Provided information:
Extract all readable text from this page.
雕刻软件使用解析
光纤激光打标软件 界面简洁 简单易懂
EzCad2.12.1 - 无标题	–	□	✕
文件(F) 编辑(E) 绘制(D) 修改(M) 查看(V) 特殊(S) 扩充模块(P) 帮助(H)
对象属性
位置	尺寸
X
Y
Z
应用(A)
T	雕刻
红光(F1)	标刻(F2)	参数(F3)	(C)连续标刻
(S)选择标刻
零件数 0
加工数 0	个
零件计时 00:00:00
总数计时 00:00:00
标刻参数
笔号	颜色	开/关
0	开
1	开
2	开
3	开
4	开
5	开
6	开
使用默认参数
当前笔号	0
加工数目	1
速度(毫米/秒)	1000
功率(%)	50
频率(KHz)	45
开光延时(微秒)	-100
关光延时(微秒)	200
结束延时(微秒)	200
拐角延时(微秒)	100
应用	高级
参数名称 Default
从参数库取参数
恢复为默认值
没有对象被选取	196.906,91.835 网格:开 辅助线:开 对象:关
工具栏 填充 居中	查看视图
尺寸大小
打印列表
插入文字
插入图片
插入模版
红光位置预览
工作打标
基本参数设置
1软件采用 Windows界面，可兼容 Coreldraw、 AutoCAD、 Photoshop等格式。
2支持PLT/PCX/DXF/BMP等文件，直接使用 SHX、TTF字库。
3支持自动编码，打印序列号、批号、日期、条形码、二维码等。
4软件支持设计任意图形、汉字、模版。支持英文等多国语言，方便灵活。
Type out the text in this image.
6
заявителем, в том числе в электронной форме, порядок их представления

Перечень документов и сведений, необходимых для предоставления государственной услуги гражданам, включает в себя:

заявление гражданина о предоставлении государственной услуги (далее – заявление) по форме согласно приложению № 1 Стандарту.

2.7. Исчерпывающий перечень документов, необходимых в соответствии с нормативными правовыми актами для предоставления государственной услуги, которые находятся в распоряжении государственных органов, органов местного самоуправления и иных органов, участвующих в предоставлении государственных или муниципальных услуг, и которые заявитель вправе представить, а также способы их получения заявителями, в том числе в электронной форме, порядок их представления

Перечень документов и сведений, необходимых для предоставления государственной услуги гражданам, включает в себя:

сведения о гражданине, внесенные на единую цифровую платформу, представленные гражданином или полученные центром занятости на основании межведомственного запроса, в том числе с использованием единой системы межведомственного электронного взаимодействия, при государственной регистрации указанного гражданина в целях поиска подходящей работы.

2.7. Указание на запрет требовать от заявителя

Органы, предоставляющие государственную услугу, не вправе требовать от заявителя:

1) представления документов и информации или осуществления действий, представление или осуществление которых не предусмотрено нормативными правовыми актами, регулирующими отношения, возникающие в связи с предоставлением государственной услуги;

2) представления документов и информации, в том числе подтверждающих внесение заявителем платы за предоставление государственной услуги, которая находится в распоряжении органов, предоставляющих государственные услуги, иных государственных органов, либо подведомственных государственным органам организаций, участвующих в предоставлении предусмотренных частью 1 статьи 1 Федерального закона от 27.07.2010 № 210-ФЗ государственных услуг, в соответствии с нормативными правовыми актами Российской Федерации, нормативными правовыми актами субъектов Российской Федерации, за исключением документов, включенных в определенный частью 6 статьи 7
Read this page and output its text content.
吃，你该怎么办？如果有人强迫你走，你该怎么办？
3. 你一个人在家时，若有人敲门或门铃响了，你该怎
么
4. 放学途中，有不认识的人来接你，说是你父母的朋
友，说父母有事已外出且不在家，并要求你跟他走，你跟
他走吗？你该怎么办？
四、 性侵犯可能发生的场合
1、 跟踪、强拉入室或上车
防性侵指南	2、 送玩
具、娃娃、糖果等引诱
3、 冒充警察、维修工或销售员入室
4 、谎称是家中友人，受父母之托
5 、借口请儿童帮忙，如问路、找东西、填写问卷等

Exercise prompt: Search the records above for the string "требовать". Copy every line that contains it.

Written solution:
2.7. Указание на запрет требовать от заявителя
Органы, предоставляющие государственную услугу, не вправе требовать от заявителя:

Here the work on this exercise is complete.